Skip every image and restate the data word for word.

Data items
====
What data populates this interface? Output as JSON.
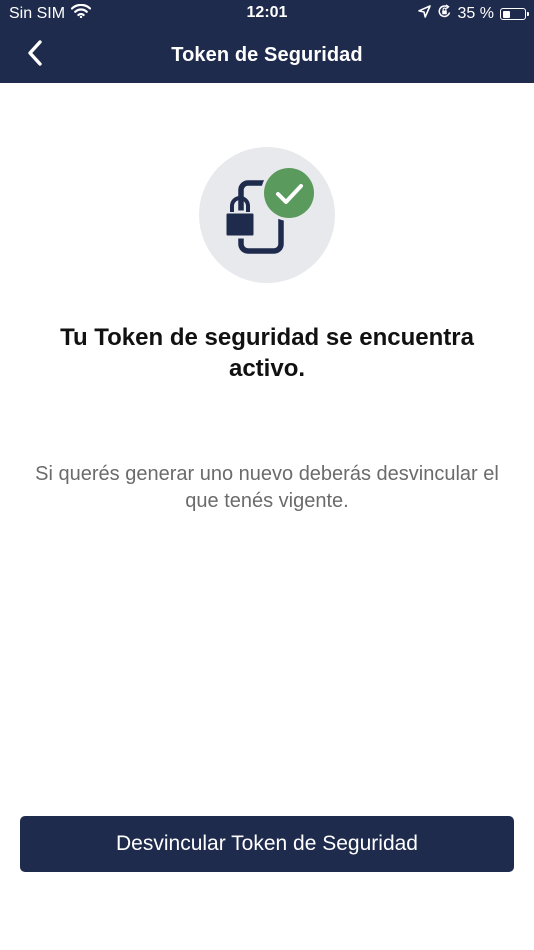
{
  "status_bar": {
    "carrier": "Sin SIM",
    "time": "12:01",
    "battery_text": "35 %",
    "battery_level": 0.35
  },
  "navbar": {
    "title": "Token de Seguridad",
    "back_icon": "chevron-left-icon"
  },
  "illustration": {
    "icons": [
      "phone-icon",
      "lock-icon",
      "check-icon"
    ],
    "colors": {
      "circle_bg": "#e8e9ed",
      "phone": "#1f2b4d",
      "check_badge": "#5b9a5d"
    }
  },
  "content": {
    "heading": "Tu Token de seguridad se encuentra activo.",
    "description": "Si querés generar uno nuevo deberás desvincular el que tenés vigente."
  },
  "actions": {
    "unlink_label": "Desvincular Token de Seguridad"
  },
  "theme": {
    "primary": "#1f2b4d",
    "text": "#111111",
    "muted_text": "#6b6b6b",
    "background": "#ffffff"
  }
}
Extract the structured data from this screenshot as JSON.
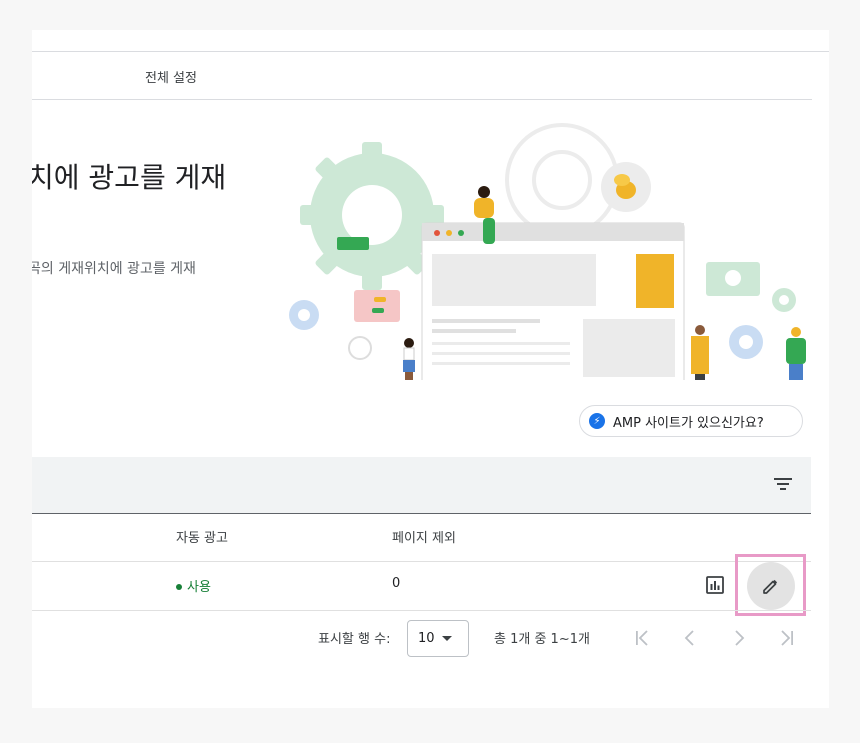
{
  "tabs": {
    "all_settings": "전체 설정"
  },
  "hero": {
    "headline": "치에 광고를 게재",
    "subline": "곡의 게재위치에 광고를 게재"
  },
  "amp_button": {
    "label": "AMP 사이트가 있으신가요?",
    "icon": "bolt-icon"
  },
  "table": {
    "columns": {
      "auto_ads": "자동 광고",
      "page_exclusions": "페이지 제외"
    },
    "rows": [
      {
        "status": "사용",
        "exclusions": "0"
      }
    ]
  },
  "pagination": {
    "rows_label": "표시할 행 수:",
    "rows_value": "10",
    "range": "총 1개 중 1~1개"
  },
  "colors": {
    "accent": "#1a73e8",
    "status_active": "#188038",
    "highlight": "#e89ac7",
    "illustration_yellow": "#f0b429",
    "illustration_green": "#cde8d6"
  }
}
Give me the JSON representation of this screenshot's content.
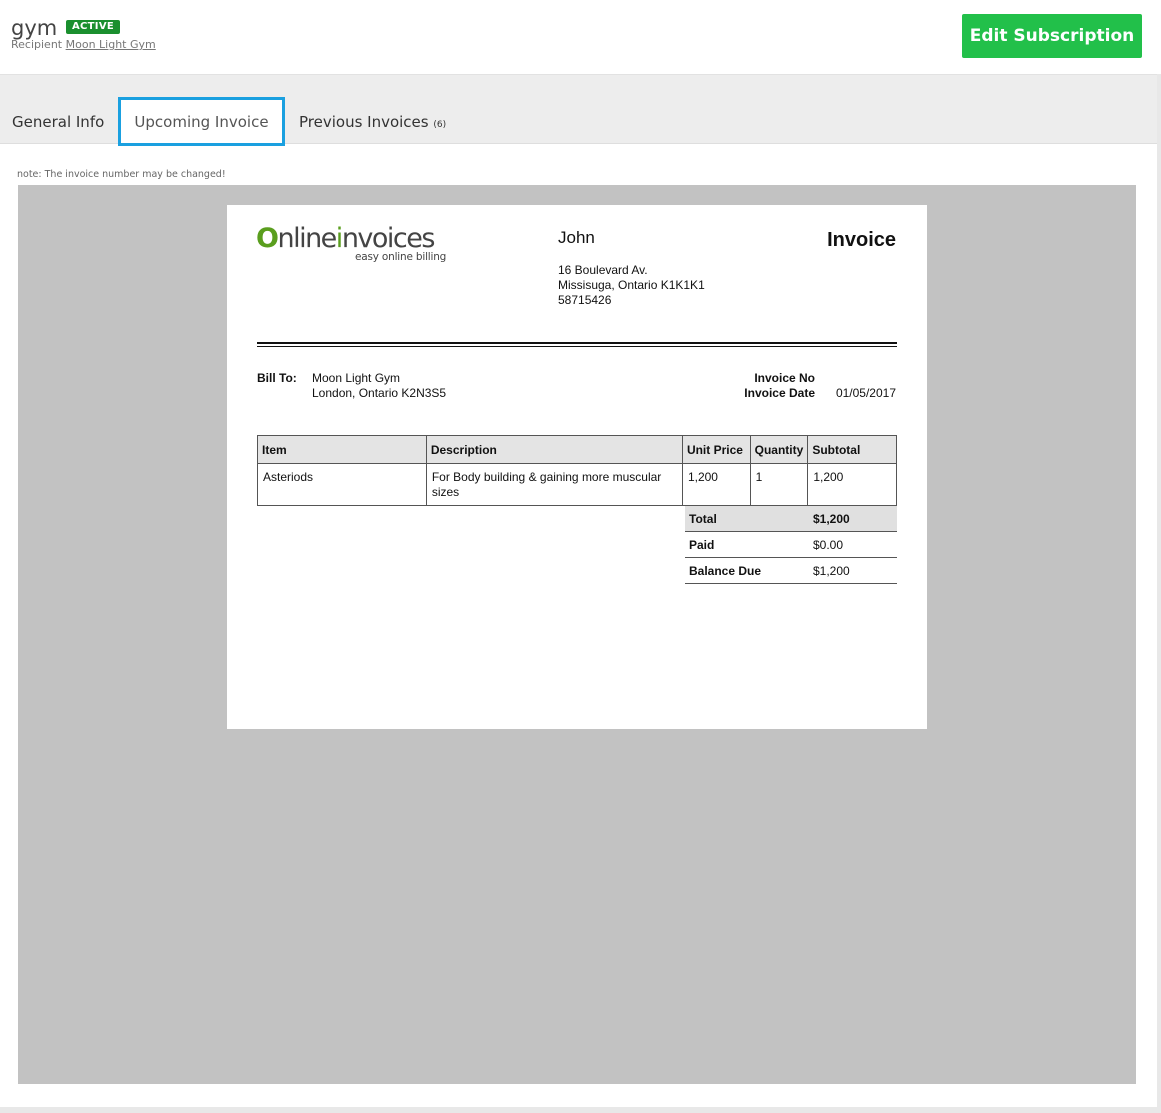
{
  "header": {
    "title": "gym",
    "status": "ACTIVE",
    "recipient_label": "Recipient",
    "recipient_name": "Moon Light Gym",
    "edit_button": "Edit Subscription"
  },
  "tabs": {
    "general": "General Info",
    "upcoming": "Upcoming Invoice",
    "previous": "Previous Invoices",
    "previous_count": "(6)",
    "selected": "Upcoming Invoice"
  },
  "note": "note: The invoice number may be changed!",
  "invoice": {
    "logo": {
      "online": "Online",
      "invoices": "invoices",
      "tagline": "easy online billing"
    },
    "from": {
      "name": "John",
      "address1": "16 Boulevard Av.",
      "address2": "Missisuga, Ontario K1K1K1",
      "phone": "58715426"
    },
    "title": "Invoice",
    "bill_to_label": "Bill To:",
    "bill_to_name": "Moon Light Gym",
    "bill_to_address": "London, Ontario K2N3S5",
    "invoice_no_label": "Invoice No",
    "invoice_no": "",
    "invoice_date_label": "Invoice Date",
    "invoice_date": "01/05/2017",
    "columns": {
      "item": "Item",
      "description": "Description",
      "unit_price": "Unit Price",
      "quantity": "Quantity",
      "subtotal": "Subtotal"
    },
    "rows": [
      {
        "item": "Asteriods",
        "description": "For Body building & gaining more muscular sizes",
        "unit_price": "1,200",
        "quantity": "1",
        "subtotal": "1,200"
      }
    ],
    "totals": {
      "total_label": "Total",
      "total": "$1,200",
      "paid_label": "Paid",
      "paid": "$0.00",
      "balance_label": "Balance Due",
      "balance": "$1,200"
    }
  },
  "colors": {
    "accent": "#22c04a",
    "badge": "#1a8f2e",
    "tab_highlight": "#1aa0e0",
    "viewer_bg": "#c2c2c2"
  }
}
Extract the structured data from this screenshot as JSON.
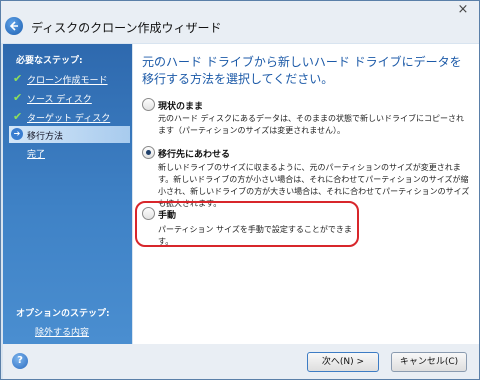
{
  "window": {
    "title": "ディスクのクローン作成ウィザード",
    "close_glyph": "×"
  },
  "sidebar": {
    "required_heading": "必要なステップ:",
    "steps": [
      {
        "label": "クローン作成モード",
        "state": "done"
      },
      {
        "label": "ソース ディスク",
        "state": "done"
      },
      {
        "label": "ターゲット ディスク",
        "state": "done"
      },
      {
        "label": "移行方法",
        "state": "current"
      },
      {
        "label": "完了",
        "state": "pending"
      }
    ],
    "optional_heading": "オプションのステップ:",
    "optional_link": "除外する内容"
  },
  "main": {
    "heading": "元のハード ドライブから新しいハード ドライブにデータを移行する方法を選択してください。",
    "options": [
      {
        "label": "現状のまま",
        "description": "元のハード ディスクにあるデータは、そのままの状態で新しいドライブにコピーされます（パーティションのサイズは変更されません）。",
        "selected": false
      },
      {
        "label": "移行先にあわせる",
        "description": "新しいドライブのサイズに収まるように、元のパーティションのサイズが変更されます。新しいドライブの方が小さい場合は、それに合わせてパーティションのサイズが縮小され、新しいドライブの方が大きい場合は、それに合わせてパーティションのサイズも拡大されます。",
        "selected": true
      },
      {
        "label": "手動",
        "description": "パーティション サイズを手動で設定することができます。",
        "selected": false
      }
    ]
  },
  "footer": {
    "help_glyph": "?",
    "next_label": "次へ(N) >",
    "cancel_label": "キャンセル(C)"
  },
  "colors": {
    "heading_text": "#1c5aa8",
    "highlight_border": "#d8262b",
    "sidebar_top": "#2e69ae",
    "sidebar_bottom": "#4a8ed0"
  }
}
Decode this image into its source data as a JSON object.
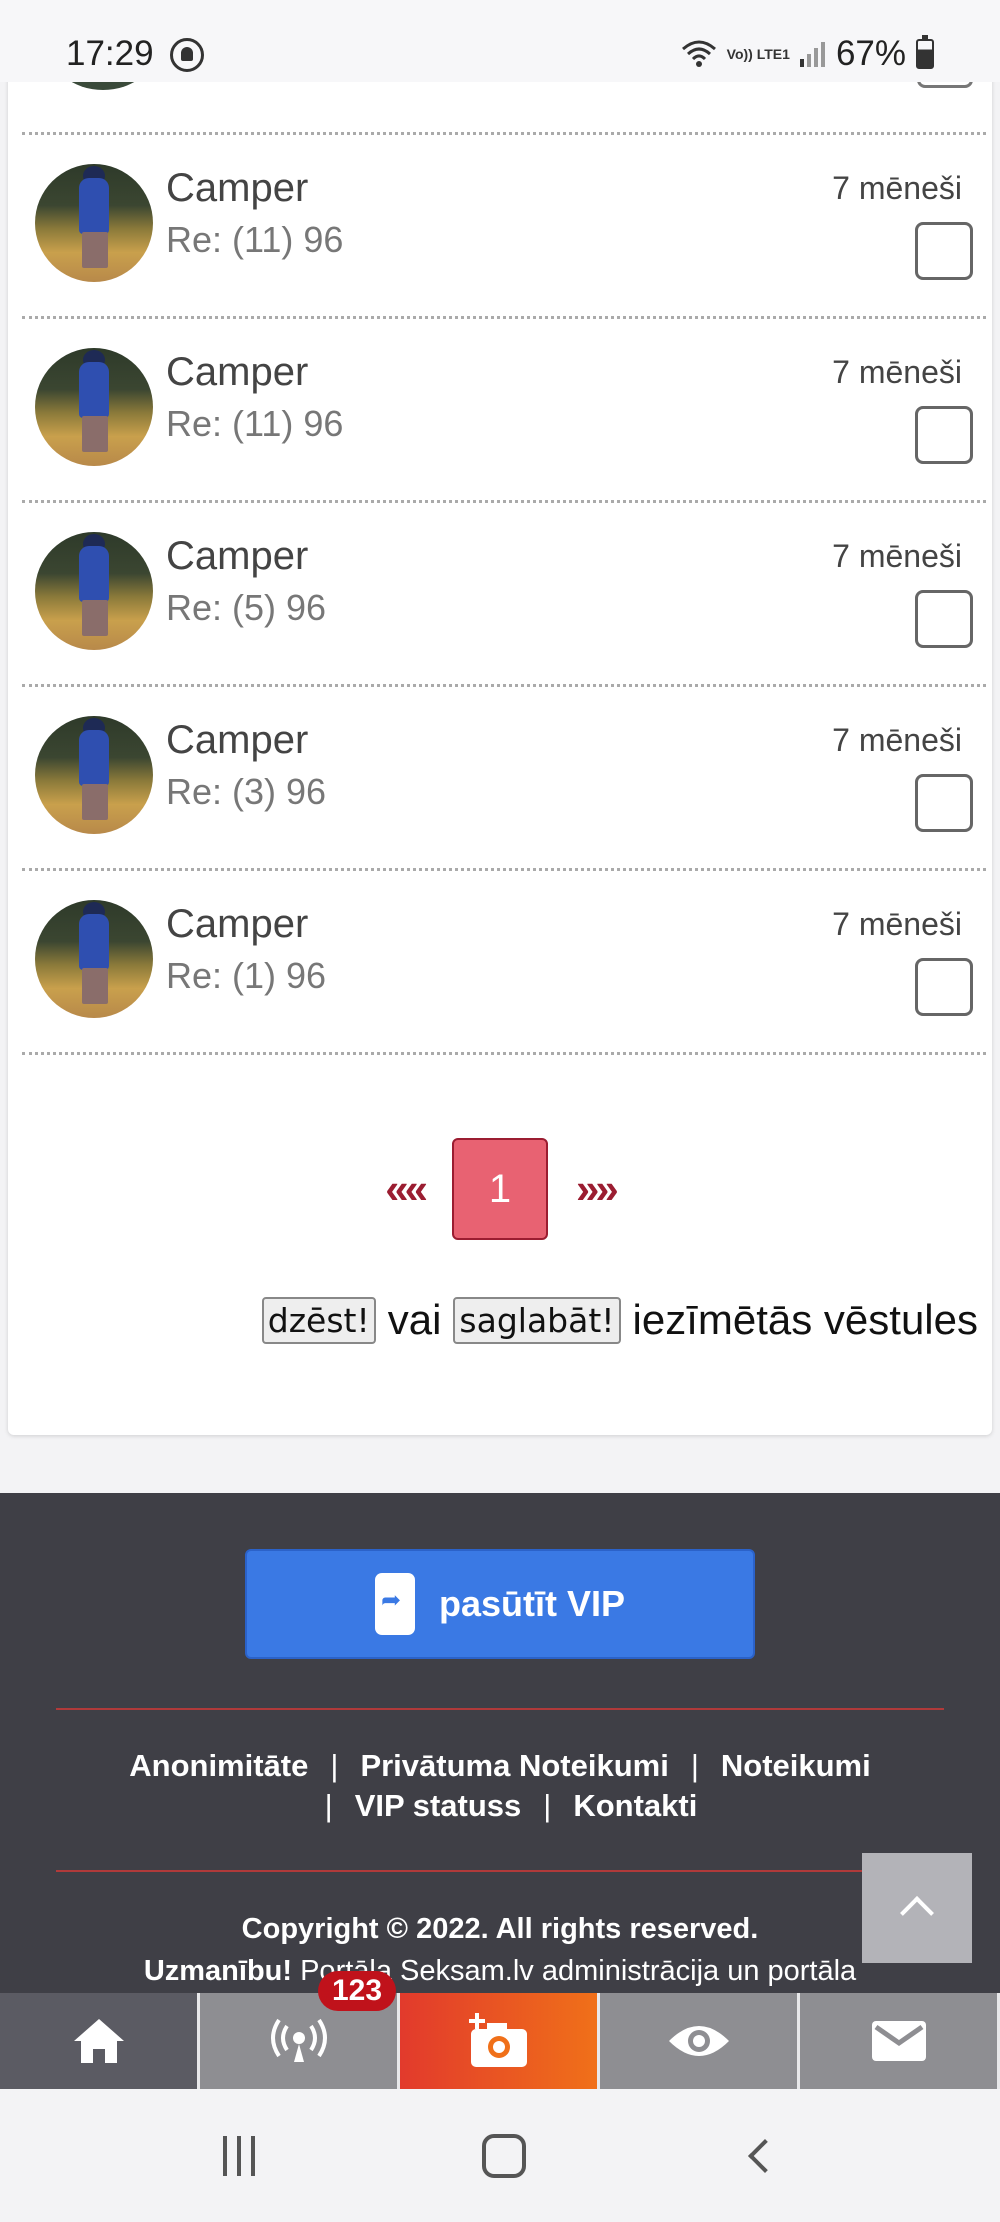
{
  "status_bar": {
    "time": "17:29",
    "network_label": "Vo)) LTE1",
    "battery": "67%",
    "battery_level": 0.67
  },
  "messages": [
    {
      "sender": "Camper",
      "subject": "Re: (11) 96",
      "time": "7 mēneši",
      "checked": false
    },
    {
      "sender": "Camper",
      "subject": "Re: (11) 96",
      "time": "7 mēneši",
      "checked": false
    },
    {
      "sender": "Camper",
      "subject": "Re: (5) 96",
      "time": "7 mēneši",
      "checked": false
    },
    {
      "sender": "Camper",
      "subject": "Re: (3) 96",
      "time": "7 mēneši",
      "checked": false
    },
    {
      "sender": "Camper",
      "subject": "Re: (1) 96",
      "time": "7 mēneši",
      "checked": false
    }
  ],
  "pagination": {
    "prev": "««",
    "current": "1",
    "next": "»»"
  },
  "actions": {
    "delete_label": "dzēst!",
    "or_text": "vai",
    "save_label": "saglabāt!",
    "suffix_text": "iezīmētās vēstules"
  },
  "footer": {
    "vip_button": "pasūtīt VIP",
    "links": [
      "Anonimitāte",
      "Privātuma Noteikumi",
      "Noteikumi",
      "VIP statuss",
      "Kontakti"
    ],
    "separator": "|",
    "copyright": "Copyright © 2022. All rights reserved.",
    "warning_bold": "Uzmanību!",
    "warning_text": "Portāla Seksam.lv administrācija un portāla"
  },
  "tabbar": {
    "items": [
      "home-icon",
      "broadcast-icon",
      "add-photo-icon",
      "eye-icon",
      "mail-icon"
    ],
    "badge": "123"
  },
  "colors": {
    "accent": "#9b1d31",
    "page_active": "#e86272",
    "vip_blue": "#3a79e4",
    "footer_bg": "#3f3f46",
    "camera_tab": "#f07019"
  }
}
====
_PROBLEM SOLUTION_:
What data populates this interface? Output as JSON.
{
  "status_bar": {
    "carrier": "Sin SIM",
    "time": "12:01",
    "battery_text": "35 %",
    "battery_level": 0.35
  },
  "navbar": {
    "title": "Token de Seguridad",
    "back_icon": "chevron-left-icon"
  },
  "illustration": {
    "icons": [
      "phone-icon",
      "lock-icon",
      "check-icon"
    ],
    "colors": {
      "circle_bg": "#e8e9ed",
      "phone": "#1f2b4d",
      "check_badge": "#5b9a5d"
    }
  },
  "content": {
    "heading": "Tu Token de seguridad se encuentra activo.",
    "description": "Si querés generar uno nuevo deberás desvincular el que tenés vigente."
  },
  "actions": {
    "unlink_label": "Desvincular Token de Seguridad"
  },
  "theme": {
    "primary": "#1f2b4d",
    "text": "#111111",
    "muted_text": "#6b6b6b",
    "background": "#ffffff"
  }
}
Extract the structured data from this screenshot as JSON.
{
  "tabs": {
    "all_settings": "전체 설정"
  },
  "hero": {
    "headline": "치에 광고를 게재",
    "subline": "곡의 게재위치에 광고를 게재"
  },
  "amp_button": {
    "label": "AMP 사이트가 있으신가요?",
    "icon": "bolt-icon"
  },
  "table": {
    "columns": {
      "auto_ads": "자동 광고",
      "page_exclusions": "페이지 제외"
    },
    "rows": [
      {
        "status": "사용",
        "exclusions": "0"
      }
    ]
  },
  "pagination": {
    "rows_label": "표시할 행 수:",
    "rows_value": "10",
    "range": "총 1개 중 1~1개"
  },
  "colors": {
    "accent": "#1a73e8",
    "status_active": "#188038",
    "highlight": "#e89ac7",
    "illustration_yellow": "#f0b429",
    "illustration_green": "#cde8d6"
  }
}
Give me the JSON representation of this screenshot's content.
{
  "header": {
    "title": "gym",
    "status": "ACTIVE",
    "recipient_label": "Recipient",
    "recipient_name": "Moon Light Gym",
    "edit_button": "Edit Subscription"
  },
  "tabs": {
    "general": "General Info",
    "upcoming": "Upcoming Invoice",
    "previous": "Previous Invoices",
    "previous_count": "(6)",
    "selected": "Upcoming Invoice"
  },
  "note": "note: The invoice number may be changed!",
  "invoice": {
    "logo": {
      "online": "Online",
      "invoices": "invoices",
      "tagline": "easy online billing"
    },
    "from": {
      "name": "John",
      "address1": "16 Boulevard Av.",
      "address2": "Missisuga, Ontario K1K1K1",
      "phone": "58715426"
    },
    "title": "Invoice",
    "bill_to_label": "Bill To:",
    "bill_to_name": "Moon Light Gym",
    "bill_to_address": "London, Ontario K2N3S5",
    "invoice_no_label": "Invoice No",
    "invoice_no": "",
    "invoice_date_label": "Invoice Date",
    "invoice_date": "01/05/2017",
    "columns": {
      "item": "Item",
      "description": "Description",
      "unit_price": "Unit Price",
      "quantity": "Quantity",
      "subtotal": "Subtotal"
    },
    "rows": [
      {
        "item": "Asteriods",
        "description": "For Body building & gaining more muscular sizes",
        "unit_price": "1,200",
        "quantity": "1",
        "subtotal": "1,200"
      }
    ],
    "totals": {
      "total_label": "Total",
      "total": "$1,200",
      "paid_label": "Paid",
      "paid": "$0.00",
      "balance_label": "Balance Due",
      "balance": "$1,200"
    }
  },
  "colors": {
    "accent": "#22c04a",
    "badge": "#1a8f2e",
    "tab_highlight": "#1aa0e0",
    "viewer_bg": "#c2c2c2"
  }
}
Extract the structured data from this screenshot as JSON.
{
  "window": {
    "title": "ディスクのクローン作成ウィザード",
    "close_glyph": "×"
  },
  "sidebar": {
    "required_heading": "必要なステップ:",
    "steps": [
      {
        "label": "クローン作成モード",
        "state": "done"
      },
      {
        "label": "ソース ディスク",
        "state": "done"
      },
      {
        "label": "ターゲット ディスク",
        "state": "done"
      },
      {
        "label": "移行方法",
        "state": "current"
      },
      {
        "label": "完了",
        "state": "pending"
      }
    ],
    "optional_heading": "オプションのステップ:",
    "optional_link": "除外する内容"
  },
  "main": {
    "heading": "元のハード ドライブから新しいハード ドライブにデータを移行する方法を選択してください。",
    "options": [
      {
        "label": "現状のまま",
        "description": "元のハード ディスクにあるデータは、そのままの状態で新しいドライブにコピーされます（パーティションのサイズは変更されません）。",
        "selected": false
      },
      {
        "label": "移行先にあわせる",
        "description": "新しいドライブのサイズに収まるように、元のパーティションのサイズが変更されます。新しいドライブの方が小さい場合は、それに合わせてパーティションのサイズが縮小され、新しいドライブの方が大きい場合は、それに合わせてパーティションのサイズも拡大されます。",
        "selected": true
      },
      {
        "label": "手動",
        "description": "パーティション サイズを手動で設定することができます。",
        "selected": false
      }
    ]
  },
  "footer": {
    "help_glyph": "?",
    "next_label": "次へ(N) >",
    "cancel_label": "キャンセル(C)"
  },
  "colors": {
    "heading_text": "#1c5aa8",
    "highlight_border": "#d8262b",
    "sidebar_top": "#2e69ae",
    "sidebar_bottom": "#4a8ed0"
  }
}
Decode this image into its source data as a JSON object.
{
  "status_bar": {
    "time": "17:29",
    "network_label": "Vo)) LTE1",
    "battery": "67%",
    "battery_level": 0.67
  },
  "messages": [
    {
      "sender": "Camper",
      "subject": "Re: (11) 96",
      "time": "7 mēneši",
      "checked": false
    },
    {
      "sender": "Camper",
      "subject": "Re: (11) 96",
      "time": "7 mēneši",
      "checked": false
    },
    {
      "sender": "Camper",
      "subject": "Re: (5) 96",
      "time": "7 mēneši",
      "checked": false
    },
    {
      "sender": "Camper",
      "subject": "Re: (3) 96",
      "time": "7 mēneši",
      "checked": false
    },
    {
      "sender": "Camper",
      "subject": "Re: (1) 96",
      "time": "7 mēneši",
      "checked": false
    }
  ],
  "pagination": {
    "prev": "««",
    "current": "1",
    "next": "»»"
  },
  "actions": {
    "delete_label": "dzēst!",
    "or_text": "vai",
    "save_label": "saglabāt!",
    "suffix_text": "iezīmētās vēstules"
  },
  "footer": {
    "vip_button": "pasūtīt VIP",
    "links": [
      "Anonimitāte",
      "Privātuma Noteikumi",
      "Noteikumi",
      "VIP statuss",
      "Kontakti"
    ],
    "separator": "|",
    "copyright": "Copyright © 2022. All rights reserved.",
    "warning_bold": "Uzmanību!",
    "warning_text": "Portāla Seksam.lv administrācija un portāla"
  },
  "tabbar": {
    "items": [
      "home-icon",
      "broadcast-icon",
      "add-photo-icon",
      "eye-icon",
      "mail-icon"
    ],
    "badge": "123"
  },
  "colors": {
    "accent": "#9b1d31",
    "page_active": "#e86272",
    "vip_blue": "#3a79e4",
    "footer_bg": "#3f3f46",
    "camera_tab": "#f07019"
  }
}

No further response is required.